Data in this exercise:

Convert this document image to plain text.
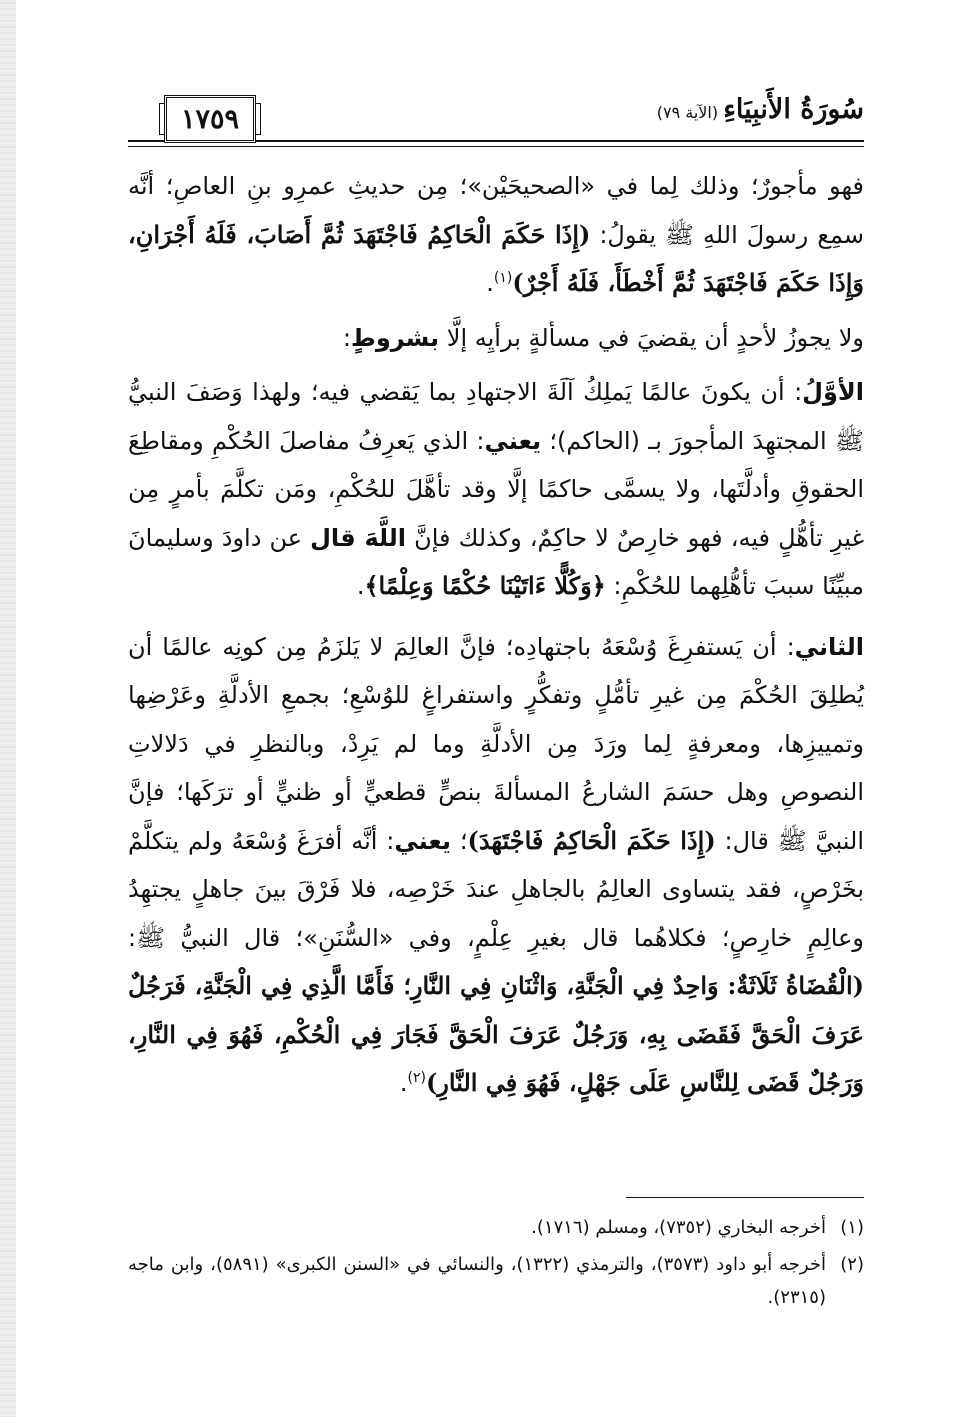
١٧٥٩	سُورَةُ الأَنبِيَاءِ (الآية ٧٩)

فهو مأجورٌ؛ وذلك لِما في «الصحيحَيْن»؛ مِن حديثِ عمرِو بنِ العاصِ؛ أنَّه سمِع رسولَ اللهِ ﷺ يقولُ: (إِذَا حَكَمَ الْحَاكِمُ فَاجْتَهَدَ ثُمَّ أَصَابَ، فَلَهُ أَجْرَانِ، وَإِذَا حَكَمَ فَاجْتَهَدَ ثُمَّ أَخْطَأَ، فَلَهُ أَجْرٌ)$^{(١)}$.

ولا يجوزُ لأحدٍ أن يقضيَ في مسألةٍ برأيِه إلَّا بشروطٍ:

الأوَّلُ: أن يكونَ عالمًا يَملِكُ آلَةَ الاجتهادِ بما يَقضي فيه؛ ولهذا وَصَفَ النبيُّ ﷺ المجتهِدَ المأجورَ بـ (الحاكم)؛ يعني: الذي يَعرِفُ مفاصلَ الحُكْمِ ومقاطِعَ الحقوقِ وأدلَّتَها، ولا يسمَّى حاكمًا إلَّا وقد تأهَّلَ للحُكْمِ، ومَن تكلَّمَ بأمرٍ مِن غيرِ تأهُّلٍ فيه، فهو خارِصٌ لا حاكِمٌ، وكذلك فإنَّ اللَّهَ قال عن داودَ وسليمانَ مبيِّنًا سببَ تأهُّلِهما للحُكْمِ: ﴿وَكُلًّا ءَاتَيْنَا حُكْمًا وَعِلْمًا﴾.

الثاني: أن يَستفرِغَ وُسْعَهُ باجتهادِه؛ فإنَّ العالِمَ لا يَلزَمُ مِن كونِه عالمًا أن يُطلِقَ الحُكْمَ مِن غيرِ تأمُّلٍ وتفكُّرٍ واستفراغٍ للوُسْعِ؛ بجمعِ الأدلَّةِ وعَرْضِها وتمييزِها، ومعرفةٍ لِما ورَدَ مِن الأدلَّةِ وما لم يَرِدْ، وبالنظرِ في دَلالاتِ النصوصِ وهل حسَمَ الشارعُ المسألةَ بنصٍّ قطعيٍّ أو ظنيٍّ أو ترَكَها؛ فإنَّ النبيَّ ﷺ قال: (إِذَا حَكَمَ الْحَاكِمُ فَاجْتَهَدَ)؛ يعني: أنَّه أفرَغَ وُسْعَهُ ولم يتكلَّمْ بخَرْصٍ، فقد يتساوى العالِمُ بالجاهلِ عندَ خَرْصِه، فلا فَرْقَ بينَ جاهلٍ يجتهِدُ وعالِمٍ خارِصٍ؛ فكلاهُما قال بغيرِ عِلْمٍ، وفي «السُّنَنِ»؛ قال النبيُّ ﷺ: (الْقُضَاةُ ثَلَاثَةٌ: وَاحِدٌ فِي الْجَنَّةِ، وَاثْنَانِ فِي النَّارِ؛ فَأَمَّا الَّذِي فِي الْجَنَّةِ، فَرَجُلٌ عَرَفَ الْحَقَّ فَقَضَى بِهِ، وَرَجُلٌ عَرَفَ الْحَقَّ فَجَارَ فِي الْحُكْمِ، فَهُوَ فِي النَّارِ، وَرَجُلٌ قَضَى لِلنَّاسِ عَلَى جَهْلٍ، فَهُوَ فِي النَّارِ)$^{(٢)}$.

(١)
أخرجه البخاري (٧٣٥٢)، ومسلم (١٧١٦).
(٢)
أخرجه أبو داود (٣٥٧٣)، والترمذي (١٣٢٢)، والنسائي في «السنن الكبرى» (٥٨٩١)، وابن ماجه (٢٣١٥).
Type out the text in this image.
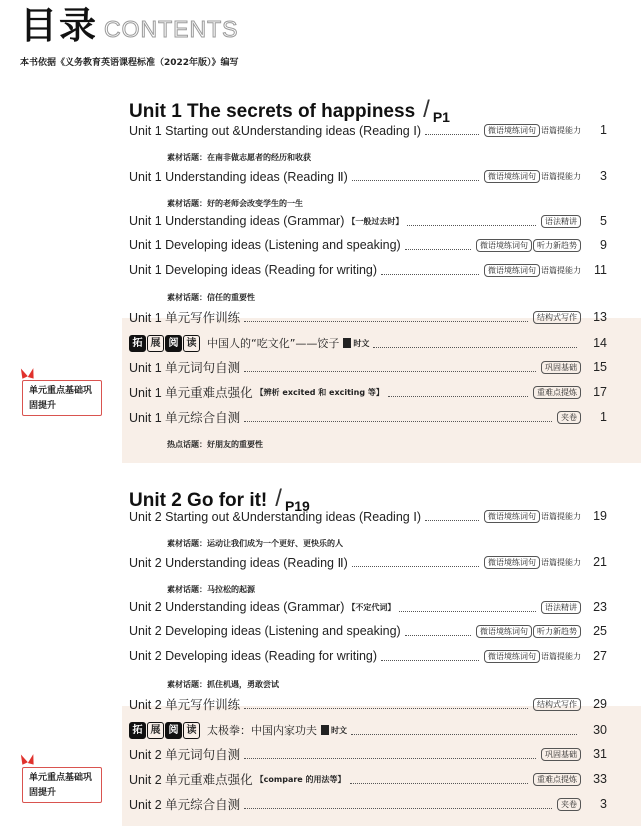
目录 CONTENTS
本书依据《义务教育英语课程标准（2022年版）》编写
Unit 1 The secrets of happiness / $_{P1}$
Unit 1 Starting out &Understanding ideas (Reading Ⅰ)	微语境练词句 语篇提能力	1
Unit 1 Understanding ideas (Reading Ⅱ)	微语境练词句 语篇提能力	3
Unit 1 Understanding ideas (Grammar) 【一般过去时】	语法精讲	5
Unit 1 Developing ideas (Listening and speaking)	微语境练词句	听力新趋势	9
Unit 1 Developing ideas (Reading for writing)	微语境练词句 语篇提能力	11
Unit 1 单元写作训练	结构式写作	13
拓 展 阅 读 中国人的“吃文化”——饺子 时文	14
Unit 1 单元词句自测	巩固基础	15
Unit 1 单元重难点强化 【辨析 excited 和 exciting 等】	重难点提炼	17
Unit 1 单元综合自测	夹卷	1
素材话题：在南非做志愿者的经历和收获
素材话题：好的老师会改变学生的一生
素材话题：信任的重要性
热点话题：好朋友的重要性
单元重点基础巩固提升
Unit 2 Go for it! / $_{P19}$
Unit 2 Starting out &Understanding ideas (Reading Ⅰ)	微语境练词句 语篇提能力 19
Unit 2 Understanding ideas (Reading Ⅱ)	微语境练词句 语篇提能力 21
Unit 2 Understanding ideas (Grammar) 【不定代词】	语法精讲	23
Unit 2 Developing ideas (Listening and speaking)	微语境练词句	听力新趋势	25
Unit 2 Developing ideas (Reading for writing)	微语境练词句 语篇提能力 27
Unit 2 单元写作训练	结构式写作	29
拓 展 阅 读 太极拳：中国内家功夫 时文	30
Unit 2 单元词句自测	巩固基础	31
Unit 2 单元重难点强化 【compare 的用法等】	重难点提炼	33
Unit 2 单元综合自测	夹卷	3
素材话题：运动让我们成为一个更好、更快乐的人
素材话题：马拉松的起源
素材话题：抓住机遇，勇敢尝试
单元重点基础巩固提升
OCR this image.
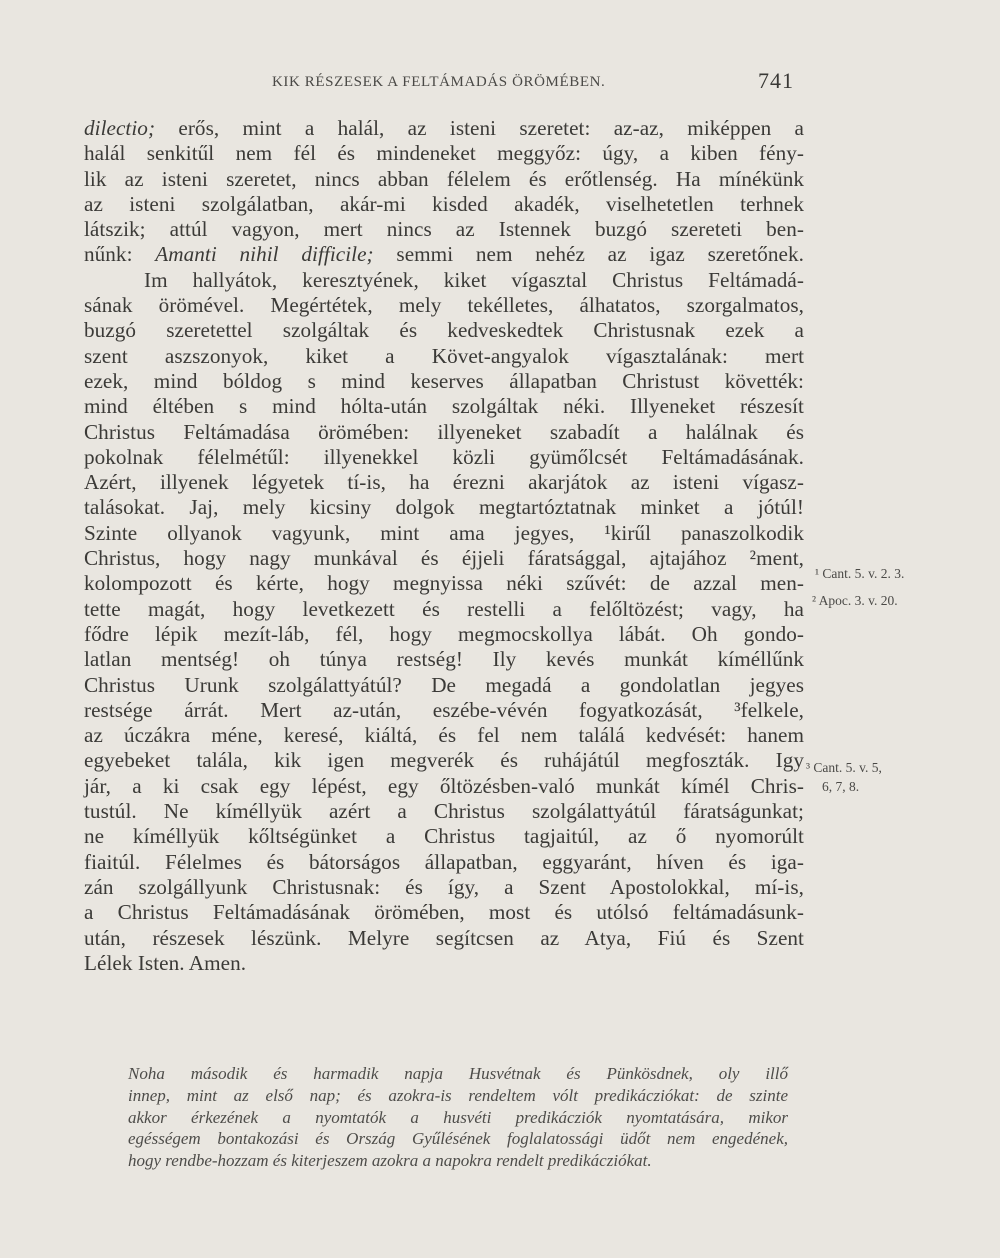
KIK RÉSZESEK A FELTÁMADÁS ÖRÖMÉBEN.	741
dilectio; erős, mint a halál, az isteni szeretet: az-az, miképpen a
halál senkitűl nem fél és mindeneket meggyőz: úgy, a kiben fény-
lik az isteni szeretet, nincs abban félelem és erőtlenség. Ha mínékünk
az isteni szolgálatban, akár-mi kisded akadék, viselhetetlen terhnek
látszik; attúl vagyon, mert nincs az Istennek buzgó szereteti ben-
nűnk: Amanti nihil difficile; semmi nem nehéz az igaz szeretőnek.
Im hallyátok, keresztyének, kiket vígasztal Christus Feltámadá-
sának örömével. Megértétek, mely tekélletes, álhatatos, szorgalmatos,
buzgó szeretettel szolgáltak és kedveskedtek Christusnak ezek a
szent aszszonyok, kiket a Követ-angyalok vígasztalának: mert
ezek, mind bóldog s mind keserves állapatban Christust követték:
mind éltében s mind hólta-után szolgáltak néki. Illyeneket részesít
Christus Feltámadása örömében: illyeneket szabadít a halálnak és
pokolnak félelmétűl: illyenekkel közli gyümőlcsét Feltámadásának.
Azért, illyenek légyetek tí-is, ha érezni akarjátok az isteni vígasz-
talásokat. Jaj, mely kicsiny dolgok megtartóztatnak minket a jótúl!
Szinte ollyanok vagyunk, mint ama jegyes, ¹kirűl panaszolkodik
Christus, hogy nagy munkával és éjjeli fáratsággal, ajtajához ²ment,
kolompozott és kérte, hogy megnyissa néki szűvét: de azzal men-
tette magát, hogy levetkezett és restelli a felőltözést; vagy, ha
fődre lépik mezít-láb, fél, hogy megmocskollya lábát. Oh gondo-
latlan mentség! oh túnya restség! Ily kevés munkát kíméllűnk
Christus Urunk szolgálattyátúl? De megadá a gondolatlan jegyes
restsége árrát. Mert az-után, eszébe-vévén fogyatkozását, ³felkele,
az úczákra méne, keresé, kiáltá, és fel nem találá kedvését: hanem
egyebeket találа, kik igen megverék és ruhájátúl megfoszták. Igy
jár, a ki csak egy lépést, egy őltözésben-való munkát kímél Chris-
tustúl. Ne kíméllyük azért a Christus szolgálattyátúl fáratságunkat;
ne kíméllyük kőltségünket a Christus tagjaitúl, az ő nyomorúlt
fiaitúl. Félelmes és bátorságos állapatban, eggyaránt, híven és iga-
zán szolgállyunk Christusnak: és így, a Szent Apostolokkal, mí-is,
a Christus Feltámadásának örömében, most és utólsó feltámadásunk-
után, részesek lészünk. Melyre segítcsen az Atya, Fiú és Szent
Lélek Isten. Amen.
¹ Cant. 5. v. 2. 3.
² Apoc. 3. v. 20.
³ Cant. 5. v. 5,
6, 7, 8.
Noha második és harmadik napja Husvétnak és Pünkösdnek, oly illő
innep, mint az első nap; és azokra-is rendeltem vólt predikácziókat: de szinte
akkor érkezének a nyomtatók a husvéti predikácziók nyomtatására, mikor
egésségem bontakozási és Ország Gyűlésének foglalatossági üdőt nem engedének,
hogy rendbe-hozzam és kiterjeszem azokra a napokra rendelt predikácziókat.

Written request:
List each line holding the string "Developing".

Output for this exercise:
Unit 1 Developing ideas (Listening and speaking)	微语境练词句	听力新趋势	9
Unit 1 Developing ideas (Reading for writing)	微语境练词句 语篇提能力	11
Unit 2 Developing ideas (Listening and speaking)	微语境练词句	听力新趋势	25
Unit 2 Developing ideas (Reading for writing)	微语境练词句 语篇提能力 27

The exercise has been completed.